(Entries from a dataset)
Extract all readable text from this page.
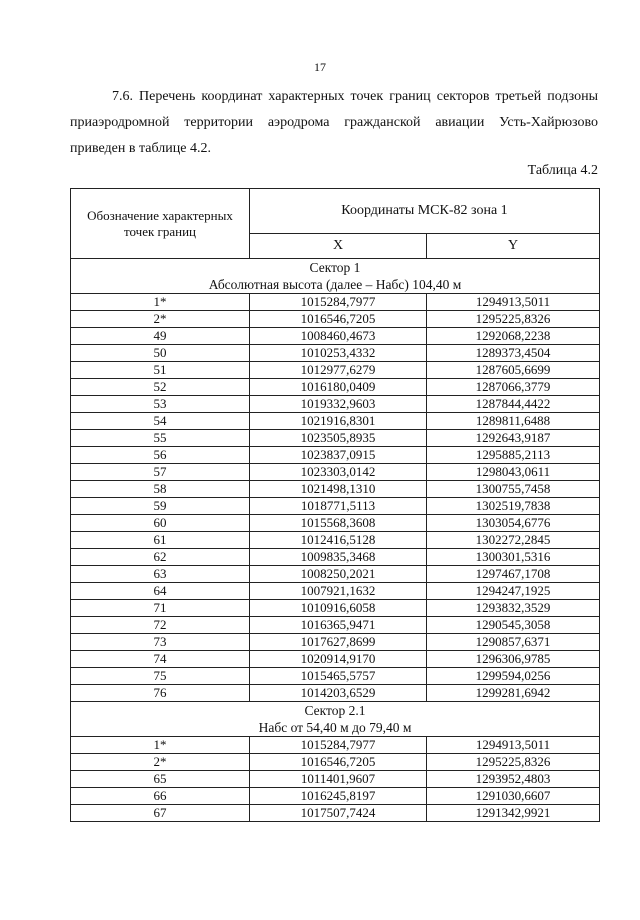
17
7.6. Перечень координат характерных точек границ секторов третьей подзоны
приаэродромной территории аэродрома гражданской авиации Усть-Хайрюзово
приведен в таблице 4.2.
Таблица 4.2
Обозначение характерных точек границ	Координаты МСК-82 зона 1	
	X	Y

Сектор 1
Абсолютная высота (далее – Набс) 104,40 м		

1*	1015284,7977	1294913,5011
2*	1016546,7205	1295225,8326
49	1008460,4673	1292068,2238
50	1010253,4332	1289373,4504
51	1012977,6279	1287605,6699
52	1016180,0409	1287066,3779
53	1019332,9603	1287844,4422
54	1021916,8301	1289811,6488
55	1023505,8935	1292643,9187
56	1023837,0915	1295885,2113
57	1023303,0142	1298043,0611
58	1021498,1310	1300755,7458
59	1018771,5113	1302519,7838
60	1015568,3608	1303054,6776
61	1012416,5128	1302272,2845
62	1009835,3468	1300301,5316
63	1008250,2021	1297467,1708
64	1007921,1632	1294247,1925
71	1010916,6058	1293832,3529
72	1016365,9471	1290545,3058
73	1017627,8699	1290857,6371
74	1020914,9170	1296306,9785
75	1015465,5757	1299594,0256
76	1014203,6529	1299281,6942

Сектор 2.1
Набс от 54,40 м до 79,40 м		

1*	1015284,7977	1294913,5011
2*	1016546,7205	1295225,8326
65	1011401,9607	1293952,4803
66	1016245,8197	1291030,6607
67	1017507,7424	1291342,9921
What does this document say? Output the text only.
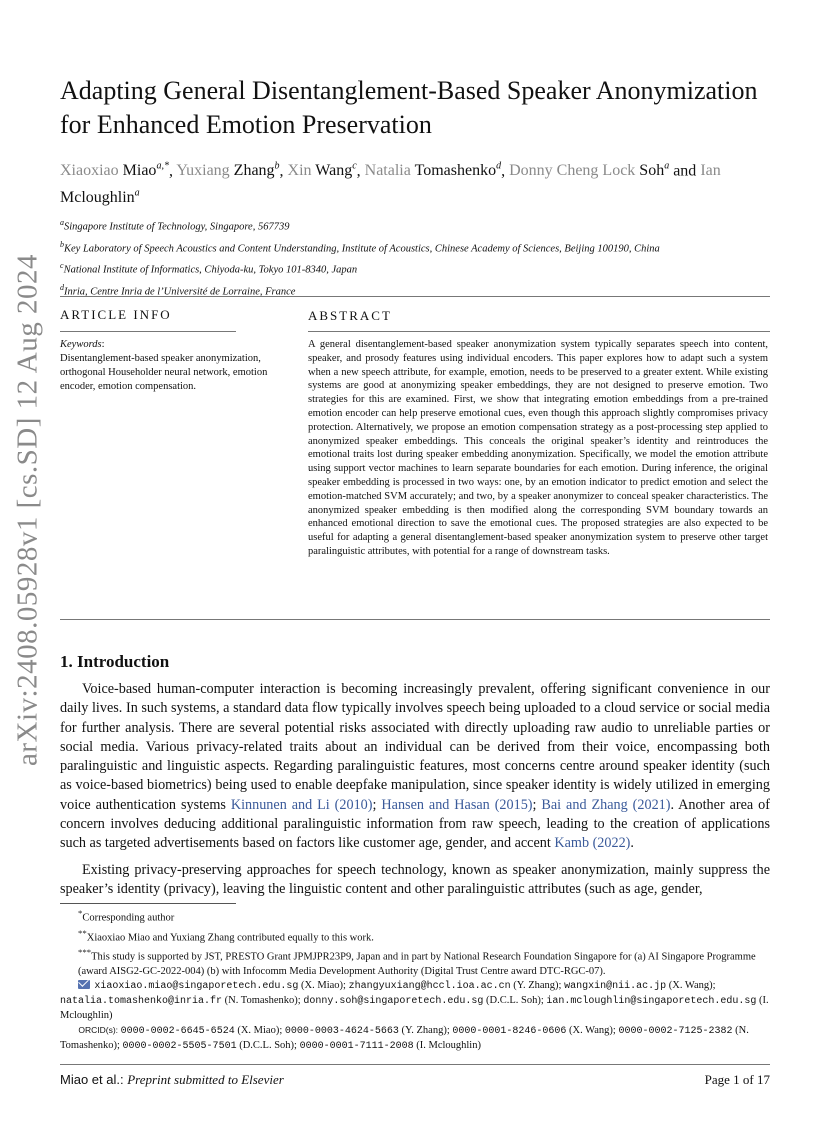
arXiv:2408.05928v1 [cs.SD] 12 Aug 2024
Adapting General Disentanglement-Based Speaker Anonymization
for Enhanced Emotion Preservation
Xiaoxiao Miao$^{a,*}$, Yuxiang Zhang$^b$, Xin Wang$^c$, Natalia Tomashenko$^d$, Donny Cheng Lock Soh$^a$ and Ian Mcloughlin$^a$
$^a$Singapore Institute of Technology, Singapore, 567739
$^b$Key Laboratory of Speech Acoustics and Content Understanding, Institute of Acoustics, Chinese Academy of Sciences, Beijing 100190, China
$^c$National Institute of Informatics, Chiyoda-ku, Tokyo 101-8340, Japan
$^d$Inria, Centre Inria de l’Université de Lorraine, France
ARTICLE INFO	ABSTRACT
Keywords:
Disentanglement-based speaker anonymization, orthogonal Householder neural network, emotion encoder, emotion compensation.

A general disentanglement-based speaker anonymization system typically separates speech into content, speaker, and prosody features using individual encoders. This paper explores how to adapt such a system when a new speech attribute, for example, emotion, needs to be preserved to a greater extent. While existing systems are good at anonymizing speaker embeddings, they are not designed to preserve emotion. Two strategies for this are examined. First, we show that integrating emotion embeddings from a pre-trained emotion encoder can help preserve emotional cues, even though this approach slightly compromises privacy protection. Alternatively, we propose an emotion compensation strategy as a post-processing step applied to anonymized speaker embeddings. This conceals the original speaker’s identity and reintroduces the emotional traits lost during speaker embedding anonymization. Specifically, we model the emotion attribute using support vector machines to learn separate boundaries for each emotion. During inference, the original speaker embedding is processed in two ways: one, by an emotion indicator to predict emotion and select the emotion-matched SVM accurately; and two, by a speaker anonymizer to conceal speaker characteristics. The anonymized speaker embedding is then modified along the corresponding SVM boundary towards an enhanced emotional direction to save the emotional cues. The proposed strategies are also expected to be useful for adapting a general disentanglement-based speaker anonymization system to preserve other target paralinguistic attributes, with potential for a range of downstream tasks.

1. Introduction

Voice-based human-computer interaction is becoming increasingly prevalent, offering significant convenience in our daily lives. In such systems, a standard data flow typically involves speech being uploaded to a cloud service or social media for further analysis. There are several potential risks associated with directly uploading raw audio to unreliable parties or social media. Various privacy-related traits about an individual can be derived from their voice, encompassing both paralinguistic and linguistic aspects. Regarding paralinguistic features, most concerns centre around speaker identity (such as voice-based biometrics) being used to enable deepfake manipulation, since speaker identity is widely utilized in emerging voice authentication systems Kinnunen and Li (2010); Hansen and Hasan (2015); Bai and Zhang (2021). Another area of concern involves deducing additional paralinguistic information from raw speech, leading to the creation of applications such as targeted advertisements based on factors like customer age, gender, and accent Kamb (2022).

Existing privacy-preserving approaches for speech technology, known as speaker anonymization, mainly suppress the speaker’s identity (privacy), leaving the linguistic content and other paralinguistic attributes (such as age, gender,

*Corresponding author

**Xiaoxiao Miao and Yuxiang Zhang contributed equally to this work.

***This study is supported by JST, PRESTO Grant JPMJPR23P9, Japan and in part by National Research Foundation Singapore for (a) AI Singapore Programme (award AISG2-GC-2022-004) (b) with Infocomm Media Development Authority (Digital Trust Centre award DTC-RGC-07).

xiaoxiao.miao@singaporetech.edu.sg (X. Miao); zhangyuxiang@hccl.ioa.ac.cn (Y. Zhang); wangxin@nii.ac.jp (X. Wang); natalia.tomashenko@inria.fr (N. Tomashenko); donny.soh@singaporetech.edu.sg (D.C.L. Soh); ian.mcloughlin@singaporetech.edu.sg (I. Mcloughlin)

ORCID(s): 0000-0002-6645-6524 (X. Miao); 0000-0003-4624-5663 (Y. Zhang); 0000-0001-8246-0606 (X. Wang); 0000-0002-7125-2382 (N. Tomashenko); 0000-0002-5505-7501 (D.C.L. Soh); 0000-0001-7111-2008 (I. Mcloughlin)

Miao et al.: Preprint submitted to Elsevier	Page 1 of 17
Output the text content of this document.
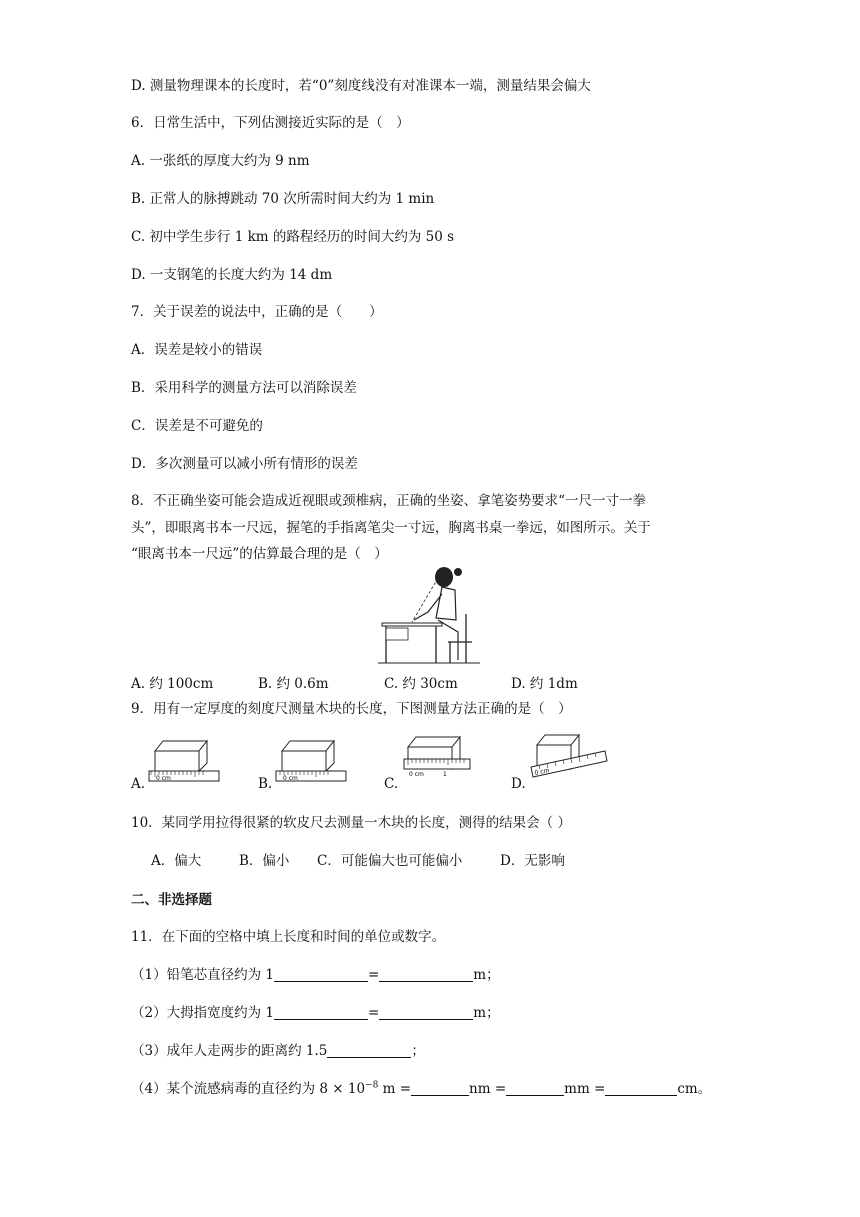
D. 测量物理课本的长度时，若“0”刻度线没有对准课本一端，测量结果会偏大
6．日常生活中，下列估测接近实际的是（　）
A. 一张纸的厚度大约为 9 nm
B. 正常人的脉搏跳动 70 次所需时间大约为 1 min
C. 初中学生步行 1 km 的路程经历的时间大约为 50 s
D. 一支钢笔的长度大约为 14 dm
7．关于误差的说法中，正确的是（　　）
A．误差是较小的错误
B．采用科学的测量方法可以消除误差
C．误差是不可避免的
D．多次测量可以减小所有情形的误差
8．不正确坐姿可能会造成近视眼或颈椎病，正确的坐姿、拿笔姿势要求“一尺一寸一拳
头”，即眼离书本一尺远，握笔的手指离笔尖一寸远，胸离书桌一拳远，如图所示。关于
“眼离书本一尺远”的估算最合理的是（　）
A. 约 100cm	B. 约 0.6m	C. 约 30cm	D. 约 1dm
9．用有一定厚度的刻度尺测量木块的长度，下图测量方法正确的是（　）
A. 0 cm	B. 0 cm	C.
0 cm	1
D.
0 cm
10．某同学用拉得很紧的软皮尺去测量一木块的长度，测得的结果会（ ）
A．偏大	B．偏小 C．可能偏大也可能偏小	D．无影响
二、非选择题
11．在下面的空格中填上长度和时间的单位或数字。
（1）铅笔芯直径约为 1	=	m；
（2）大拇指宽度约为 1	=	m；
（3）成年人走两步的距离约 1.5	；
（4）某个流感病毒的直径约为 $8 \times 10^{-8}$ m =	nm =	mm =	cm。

- _Requirement_:
All lines from the one holding "Output the text content of this document." to the end of the listing above need to be duplicated exactly. None of the pictures should be included.

- _Completed task_:
Output the text content of this document.
D. 测量物理课本的长度时，若“0”刻度线没有对准课本一端，测量结果会偏大
6．日常生活中，下列估测接近实际的是（　）
A. 一张纸的厚度大约为 9 nm
B. 正常人的脉搏跳动 70 次所需时间大约为 1 min
C. 初中学生步行 1 km 的路程经历的时间大约为 50 s
D. 一支钢笔的长度大约为 14 dm
7．关于误差的说法中，正确的是（　　）
A．误差是较小的错误
B．采用科学的测量方法可以消除误差
C．误差是不可避免的
D．多次测量可以减小所有情形的误差
8．不正确坐姿可能会造成近视眼或颈椎病，正确的坐姿、拿笔姿势要求“一尺一寸一拳
头”，即眼离书本一尺远，握笔的手指离笔尖一寸远，胸离书桌一拳远，如图所示。关于
“眼离书本一尺远”的估算最合理的是（　）
A. 约 100cm	B. 约 0.6m	C. 约 30cm	D. 约 1dm
9．用有一定厚度的刻度尺测量木块的长度，下图测量方法正确的是（　）
A. 0 cm	B. 0 cm	C.
0 cm	1
D.
0 cm
10．某同学用拉得很紧的软皮尺去测量一木块的长度，测得的结果会（ ）
A．偏大	B．偏小 C．可能偏大也可能偏小	D．无影响
二、非选择题
11．在下面的空格中填上长度和时间的单位或数字。
（1）铅笔芯直径约为 1	=	m；
（2）大拇指宽度约为 1	=	m；
（3）成年人走两步的距离约 1.5	；
（4）某个流感病毒的直径约为 $8 \times 10^{-8}$ m =	nm =	mm =	cm。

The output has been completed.